■ Exercise ■
Take every line from the listing below that contains "expenditure".

■ Records from a data source ■
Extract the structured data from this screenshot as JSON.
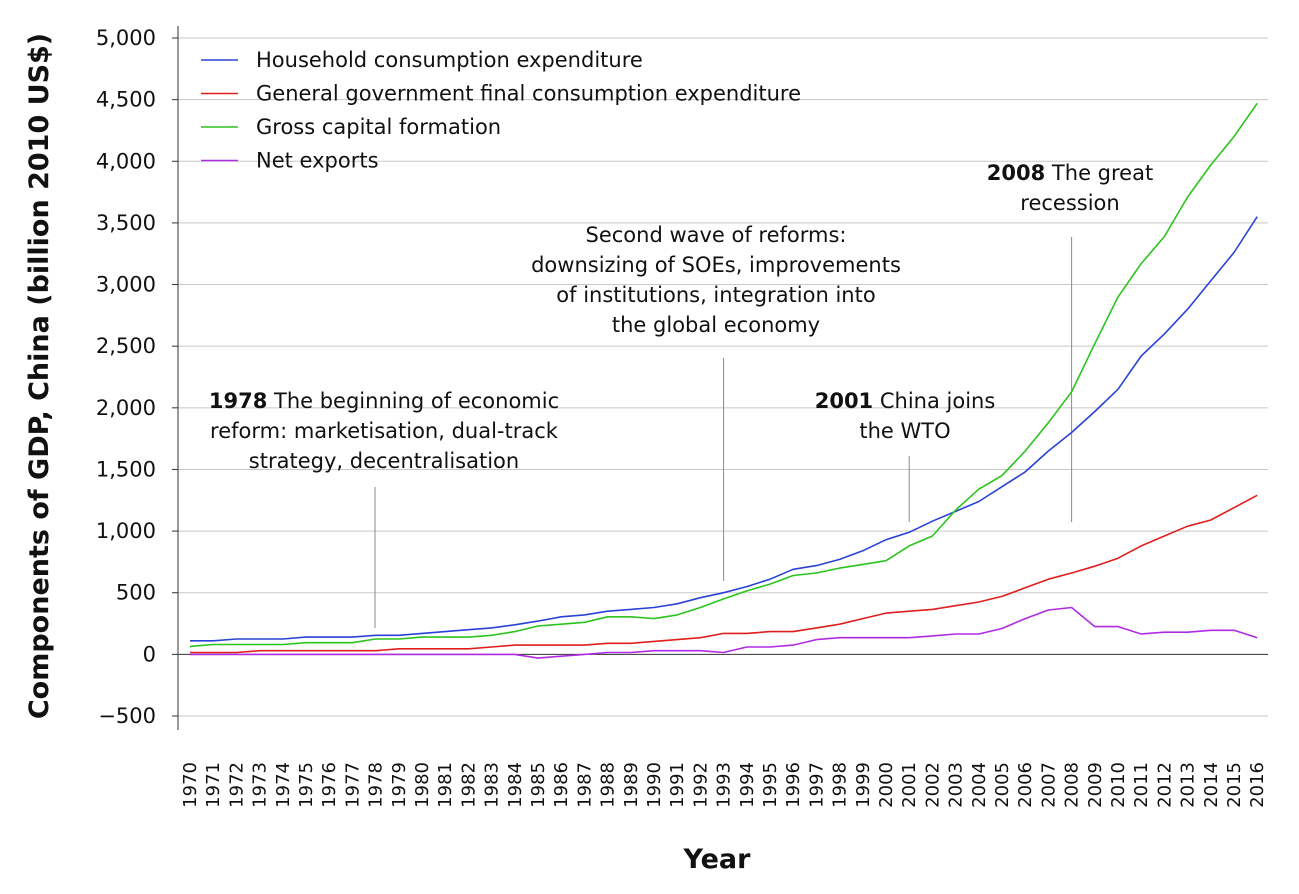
{
  "chart_data": {
    "type": "line",
    "title": "",
    "xlabel": "Year",
    "ylabel": "Components of GDP, China (billion 2010 US$)",
    "ylim": [
      -500,
      5000
    ],
    "yticks": [
      -500,
      0,
      500,
      1000,
      1500,
      2000,
      2500,
      3000,
      3500,
      4000,
      4500,
      5000
    ],
    "ytick_labels": [
      "−500",
      "0",
      "500",
      "1,000",
      "1,500",
      "2,000",
      "2,500",
      "3,000",
      "3,500",
      "4,000",
      "4,500",
      "5,000"
    ],
    "grid": "horizontal",
    "legend_position": "top-left",
    "x": [
      1970,
      1971,
      1972,
      1973,
      1974,
      1975,
      1976,
      1977,
      1978,
      1979,
      1980,
      1981,
      1982,
      1983,
      1984,
      1985,
      1986,
      1987,
      1988,
      1989,
      1990,
      1991,
      1992,
      1993,
      1994,
      1995,
      1996,
      1997,
      1998,
      1999,
      2000,
      2001,
      2002,
      2003,
      2004,
      2005,
      2006,
      2007,
      2008,
      2009,
      2010,
      2011,
      2012,
      2013,
      2014,
      2015,
      2016
    ],
    "series": [
      {
        "name": "Household consumption expenditure",
        "color": "#2a43d6",
        "values": [
          110,
          110,
          125,
          125,
          125,
          140,
          140,
          140,
          155,
          155,
          170,
          185,
          200,
          215,
          240,
          270,
          305,
          320,
          350,
          365,
          380,
          410,
          460,
          500,
          550,
          610,
          690,
          720,
          770,
          840,
          930,
          990,
          1080,
          1160,
          1240,
          1360,
          1480,
          1650,
          1800,
          1970,
          2150,
          2420,
          2600,
          2800,
          3030,
          3260,
          3550
        ]
      },
      {
        "name": "General government final consumption expenditure",
        "color": "#e01e1e",
        "values": [
          15,
          15,
          15,
          30,
          30,
          30,
          30,
          30,
          30,
          45,
          45,
          45,
          45,
          60,
          75,
          75,
          75,
          75,
          90,
          90,
          105,
          120,
          135,
          170,
          170,
          185,
          185,
          215,
          245,
          290,
          335,
          350,
          365,
          395,
          425,
          470,
          540,
          610,
          660,
          715,
          780,
          880,
          960,
          1040,
          1090,
          1190,
          1290
        ]
      },
      {
        "name": "Gross capital formation",
        "color": "#2ac41d",
        "values": [
          65,
          80,
          80,
          80,
          80,
          95,
          95,
          95,
          125,
          125,
          140,
          140,
          140,
          155,
          185,
          230,
          245,
          260,
          305,
          305,
          290,
          320,
          380,
          450,
          515,
          570,
          640,
          660,
          700,
          730,
          760,
          880,
          960,
          1170,
          1340,
          1450,
          1650,
          1880,
          2130,
          2520,
          2900,
          3170,
          3390,
          3710,
          3970,
          4200,
          4470
        ]
      },
      {
        "name": "Net exports",
        "color": "#b02ce4",
        "values": [
          0,
          0,
          0,
          0,
          0,
          0,
          0,
          0,
          0,
          0,
          0,
          0,
          0,
          0,
          0,
          -30,
          -15,
          0,
          15,
          15,
          30,
          30,
          30,
          15,
          60,
          60,
          75,
          120,
          135,
          135,
          135,
          135,
          150,
          165,
          165,
          210,
          290,
          360,
          380,
          225,
          225,
          165,
          180,
          180,
          195,
          195,
          135
        ]
      }
    ],
    "annotations": [
      {
        "bold": "1978",
        "lines": [
          "1978 The beginning of economic",
          "reform: marketisation, dual-track",
          "strategy, decentralisation"
        ],
        "year": 1978
      },
      {
        "bold": "",
        "lines": [
          "Second wave of reforms:",
          "downsizing of SOEs, improvements",
          "of institutions, integration into",
          "the global economy"
        ],
        "year": 1993
      },
      {
        "bold": "2001",
        "lines": [
          "2001 China joins",
          "the WTO"
        ],
        "year": 2001
      },
      {
        "bold": "2008",
        "lines": [
          "2008 The great",
          "recession"
        ],
        "year": 2008
      }
    ]
  }
}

■ Result of the exercise ■
        "name": "Household consumption expenditure",
        "name": "General government final consumption expenditure",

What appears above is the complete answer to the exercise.